**Work to do**
Without altering anything, output the material below.

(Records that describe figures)
────────
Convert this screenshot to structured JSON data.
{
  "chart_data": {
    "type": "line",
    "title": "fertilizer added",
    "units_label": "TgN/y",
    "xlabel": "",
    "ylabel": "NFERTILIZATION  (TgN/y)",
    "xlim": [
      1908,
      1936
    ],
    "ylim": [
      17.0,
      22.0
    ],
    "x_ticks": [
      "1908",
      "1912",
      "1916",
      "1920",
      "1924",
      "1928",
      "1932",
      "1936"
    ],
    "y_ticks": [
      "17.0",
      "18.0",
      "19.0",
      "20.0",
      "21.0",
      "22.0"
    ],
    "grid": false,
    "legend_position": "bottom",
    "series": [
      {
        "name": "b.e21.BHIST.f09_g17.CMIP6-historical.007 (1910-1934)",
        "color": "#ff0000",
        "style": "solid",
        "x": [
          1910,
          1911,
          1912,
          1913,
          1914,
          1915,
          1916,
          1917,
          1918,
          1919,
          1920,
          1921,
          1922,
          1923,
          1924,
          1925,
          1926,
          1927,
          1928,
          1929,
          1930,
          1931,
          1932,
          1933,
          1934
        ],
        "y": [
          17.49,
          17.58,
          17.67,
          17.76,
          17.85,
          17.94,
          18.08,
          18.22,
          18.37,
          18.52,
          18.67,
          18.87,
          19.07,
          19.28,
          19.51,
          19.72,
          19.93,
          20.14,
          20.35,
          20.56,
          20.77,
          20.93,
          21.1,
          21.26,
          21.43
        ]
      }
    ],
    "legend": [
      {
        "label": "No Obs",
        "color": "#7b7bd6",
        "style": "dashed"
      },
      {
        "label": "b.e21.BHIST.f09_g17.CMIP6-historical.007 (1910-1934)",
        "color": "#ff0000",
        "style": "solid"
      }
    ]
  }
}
────────
**Exercise output**
Convert this screenshot to structured JSON data.
{
  "chart_data": {
    "type": "line",
    "title": "fertilizer added",
    "units_label": "TgN/y",
    "xlabel": "",
    "ylabel": "NFERTILIZATION  (TgN/y)",
    "xlim": [
      1908,
      1936
    ],
    "ylim": [
      17.0,
      22.0
    ],
    "x_ticks": [
      "1908",
      "1912",
      "1916",
      "1920",
      "1924",
      "1928",
      "1932",
      "1936"
    ],
    "y_ticks": [
      "17.0",
      "18.0",
      "19.0",
      "20.0",
      "21.0",
      "22.0"
    ],
    "grid": false,
    "legend_position": "bottom",
    "series": [
      {
        "name": "b.e21.BHIST.f09_g17.CMIP6-historical.007 (1910-1934)",
        "color": "#ff0000",
        "style": "solid",
        "x": [
          1910,
          1911,
          1912,
          1913,
          1914,
          1915,
          1916,
          1917,
          1918,
          1919,
          1920,
          1921,
          1922,
          1923,
          1924,
          1925,
          1926,
          1927,
          1928,
          1929,
          1930,
          1931,
          1932,
          1933,
          1934
        ],
        "y": [
          17.49,
          17.58,
          17.67,
          17.76,
          17.85,
          17.94,
          18.08,
          18.22,
          18.37,
          18.52,
          18.67,
          18.87,
          19.07,
          19.28,
          19.51,
          19.72,
          19.93,
          20.14,
          20.35,
          20.56,
          20.77,
          20.93,
          21.1,
          21.26,
          21.43
        ]
      }
    ],
    "legend": [
      {
        "label": "No Obs",
        "color": "#7b7bd6",
        "style": "dashed"
      },
      {
        "label": "b.e21.BHIST.f09_g17.CMIP6-historical.007 (1910-1934)",
        "color": "#ff0000",
        "style": "solid"
      }
    ]
  }
}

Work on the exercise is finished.